### PROBLEM:
Take the records underneath and set them down exactly.

╭──

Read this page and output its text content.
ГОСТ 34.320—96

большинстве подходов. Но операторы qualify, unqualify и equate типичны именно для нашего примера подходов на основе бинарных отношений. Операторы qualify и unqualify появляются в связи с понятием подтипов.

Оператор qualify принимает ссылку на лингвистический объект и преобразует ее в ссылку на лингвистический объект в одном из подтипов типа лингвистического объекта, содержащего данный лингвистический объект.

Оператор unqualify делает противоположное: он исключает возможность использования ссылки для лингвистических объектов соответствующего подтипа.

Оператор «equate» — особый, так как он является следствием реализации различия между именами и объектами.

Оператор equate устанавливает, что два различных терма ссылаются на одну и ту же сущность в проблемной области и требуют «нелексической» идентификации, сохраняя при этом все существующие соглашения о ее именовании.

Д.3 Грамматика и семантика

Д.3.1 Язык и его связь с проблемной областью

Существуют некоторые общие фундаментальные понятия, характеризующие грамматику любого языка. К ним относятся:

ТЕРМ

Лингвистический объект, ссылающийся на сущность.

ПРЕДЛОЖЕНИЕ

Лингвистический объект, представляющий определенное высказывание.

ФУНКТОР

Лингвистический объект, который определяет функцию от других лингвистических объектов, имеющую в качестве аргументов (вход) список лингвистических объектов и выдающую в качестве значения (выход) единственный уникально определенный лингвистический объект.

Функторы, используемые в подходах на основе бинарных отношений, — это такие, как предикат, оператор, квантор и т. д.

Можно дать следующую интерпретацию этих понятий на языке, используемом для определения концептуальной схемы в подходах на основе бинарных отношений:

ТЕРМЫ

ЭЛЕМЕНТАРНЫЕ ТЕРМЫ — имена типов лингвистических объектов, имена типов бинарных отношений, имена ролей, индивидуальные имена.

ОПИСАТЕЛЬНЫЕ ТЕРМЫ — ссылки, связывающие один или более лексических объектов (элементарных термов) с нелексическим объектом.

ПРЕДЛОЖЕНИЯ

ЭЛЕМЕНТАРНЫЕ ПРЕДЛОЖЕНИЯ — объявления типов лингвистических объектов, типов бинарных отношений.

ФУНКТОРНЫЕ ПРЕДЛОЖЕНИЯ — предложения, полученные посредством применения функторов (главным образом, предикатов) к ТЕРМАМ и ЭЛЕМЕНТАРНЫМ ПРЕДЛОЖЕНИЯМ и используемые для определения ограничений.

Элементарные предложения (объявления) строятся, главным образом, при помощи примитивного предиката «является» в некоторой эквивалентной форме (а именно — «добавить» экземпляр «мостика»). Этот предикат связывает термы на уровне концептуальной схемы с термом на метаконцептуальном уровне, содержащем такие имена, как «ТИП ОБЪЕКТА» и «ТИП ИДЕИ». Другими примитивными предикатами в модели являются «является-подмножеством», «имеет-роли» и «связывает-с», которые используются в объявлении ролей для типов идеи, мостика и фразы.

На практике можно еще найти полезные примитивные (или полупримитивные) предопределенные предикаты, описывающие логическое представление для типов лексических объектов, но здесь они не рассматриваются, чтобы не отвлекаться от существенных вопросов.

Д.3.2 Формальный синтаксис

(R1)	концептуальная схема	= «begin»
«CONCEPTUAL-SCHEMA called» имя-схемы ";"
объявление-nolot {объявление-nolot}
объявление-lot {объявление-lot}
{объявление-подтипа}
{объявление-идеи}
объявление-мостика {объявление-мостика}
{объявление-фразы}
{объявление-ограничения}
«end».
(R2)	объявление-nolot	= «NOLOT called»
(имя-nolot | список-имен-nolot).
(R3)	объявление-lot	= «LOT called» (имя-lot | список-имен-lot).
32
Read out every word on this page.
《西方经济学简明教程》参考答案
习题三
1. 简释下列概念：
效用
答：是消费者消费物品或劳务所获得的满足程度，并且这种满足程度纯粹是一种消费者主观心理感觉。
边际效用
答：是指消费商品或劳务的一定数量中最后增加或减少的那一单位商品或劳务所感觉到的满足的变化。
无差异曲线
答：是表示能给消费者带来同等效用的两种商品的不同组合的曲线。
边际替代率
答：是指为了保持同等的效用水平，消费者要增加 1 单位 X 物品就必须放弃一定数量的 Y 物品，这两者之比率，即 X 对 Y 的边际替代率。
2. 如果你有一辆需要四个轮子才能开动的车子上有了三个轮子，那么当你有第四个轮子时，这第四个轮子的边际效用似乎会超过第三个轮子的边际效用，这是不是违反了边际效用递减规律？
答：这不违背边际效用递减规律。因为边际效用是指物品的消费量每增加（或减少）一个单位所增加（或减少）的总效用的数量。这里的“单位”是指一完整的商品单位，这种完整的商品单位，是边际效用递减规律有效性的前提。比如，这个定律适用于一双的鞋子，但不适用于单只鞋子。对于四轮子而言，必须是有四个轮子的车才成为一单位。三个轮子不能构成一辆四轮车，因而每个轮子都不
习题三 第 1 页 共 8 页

╰──

### EXERCISE RESULT:
Read this page and output its text content.
ГОСТ 34.320—96

большинстве подходов. Но операторы qualify, unqualify и equate типичны именно для нашего примера подходов на основе бинарных отношений. Операторы qualify и unqualify появляются в связи с понятием подтипов.

Оператор qualify принимает ссылку на лингвистический объект и преобразует ее в ссылку на лингвистический объект в одном из подтипов типа лингвистического объекта, содержащего данный лингвистический объект.

Оператор unqualify делает противоположное: он исключает возможность использования ссылки для лингвистических объектов соответствующего подтипа.

Оператор «equate» — особый, так как он является следствием реализации различия между именами и объектами.

Оператор equate устанавливает, что два различных терма ссылаются на одну и ту же сущность в проблемной области и требуют «нелексической» идентификации, сохраняя при этом все существующие соглашения о ее именовании.

Д.3 Грамматика и семантика

Д.3.1 Язык и его связь с проблемной областью

Существуют некоторые общие фундаментальные понятия, характеризующие грамматику любого языка. К ним относятся:

ТЕРМ

Лингвистический объект, ссылающийся на сущность.

ПРЕДЛОЖЕНИЕ

Лингвистический объект, представляющий определенное высказывание.

ФУНКТОР

Лингвистический объект, который определяет функцию от других лингвистических объектов, имеющую в качестве аргументов (вход) список лингвистических объектов и выдающую в качестве значения (выход) единственный уникально определенный лингвистический объект.

Функторы, используемые в подходах на основе бинарных отношений, — это такие, как предикат, оператор, квантор и т. д.

Можно дать следующую интерпретацию этих понятий на языке, используемом для определения концептуальной схемы в подходах на основе бинарных отношений:

ТЕРМЫ

ЭЛЕМЕНТАРНЫЕ ТЕРМЫ — имена типов лингвистических объектов, имена типов бинарных отношений, имена ролей, индивидуальные имена.

ОПИСАТЕЛЬНЫЕ ТЕРМЫ — ссылки, связывающие один или более лексических объектов (элементарных термов) с нелексическим объектом.

ПРЕДЛОЖЕНИЯ

ЭЛЕМЕНТАРНЫЕ ПРЕДЛОЖЕНИЯ — объявления типов лингвистических объектов, типов бинарных отношений.

ФУНКТОРНЫЕ ПРЕДЛОЖЕНИЯ — предложения, полученные посредством применения функторов (главным образом, предикатов) к ТЕРМАМ и ЭЛЕМЕНТАРНЫМ ПРЕДЛОЖЕНИЯМ и используемые для определения ограничений.

Элементарные предложения (объявления) строятся, главным образом, при помощи примитивного предиката «является» в некоторой эквивалентной форме (а именно — «добавить» экземпляр «мостика»). Этот предикат связывает термы на уровне концептуальной схемы с термом на метаконцептуальном уровне, содержащем такие имена, как «ТИП ОБЪЕКТА» и «ТИП ИДЕИ». Другими примитивными предикатами в модели являются «является-подмножеством», «имеет-роли» и «связывает-с», которые используются в объявлении ролей для типов идеи, мостика и фразы.

На практике можно еще найти полезные примитивные (или полупримитивные) предопределенные предикаты, описывающие логическое представление для типов лексических объектов, но здесь они не рассматриваются, чтобы не отвлекаться от существенных вопросов.

Д.3.2 Формальный синтаксис

(R1)	концептуальная схема	= «begin»
«CONCEPTUAL-SCHEMA called» имя-схемы ";"
объявление-nolot {объявление-nolot}
объявление-lot {объявление-lot}
{объявление-подтипа}
{объявление-идеи}
объявление-мостика {объявление-мостика}
{объявление-фразы}
{объявление-ограничения}
«end».
(R2)	объявление-nolot	= «NOLOT called»
(имя-nolot | список-имен-nolot).
(R3)	объявление-lot	= «LOT called» (имя-lot | список-имен-lot).
32
Read out every word on this page.
《西方经济学简明教程》参考答案
习题三
1. 简释下列概念：
效用
答：是消费者消费物品或劳务所获得的满足程度，并且这种满足程度纯粹是一种消费者主观心理感觉。
边际效用
答：是指消费商品或劳务的一定数量中最后增加或减少的那一单位商品或劳务所感觉到的满足的变化。
无差异曲线
答：是表示能给消费者带来同等效用的两种商品的不同组合的曲线。
边际替代率
答：是指为了保持同等的效用水平，消费者要增加 1 单位 X 物品就必须放弃一定数量的 Y 物品，这两者之比率，即 X 对 Y 的边际替代率。
2. 如果你有一辆需要四个轮子才能开动的车子上有了三个轮子，那么当你有第四个轮子时，这第四个轮子的边际效用似乎会超过第三个轮子的边际效用，这是不是违反了边际效用递减规律？
答：这不违背边际效用递减规律。因为边际效用是指物品的消费量每增加（或减少）一个单位所增加（或减少）的总效用的数量。这里的“单位”是指一完整的商品单位，这种完整的商品单位，是边际效用递减规律有效性的前提。比如，这个定律适用于一双的鞋子，但不适用于单只鞋子。对于四轮子而言，必须是有四个轮子的车才成为一单位。三个轮子不能构成一辆四轮车，因而每个轮子都不
习题三 第 1 页 共 8 页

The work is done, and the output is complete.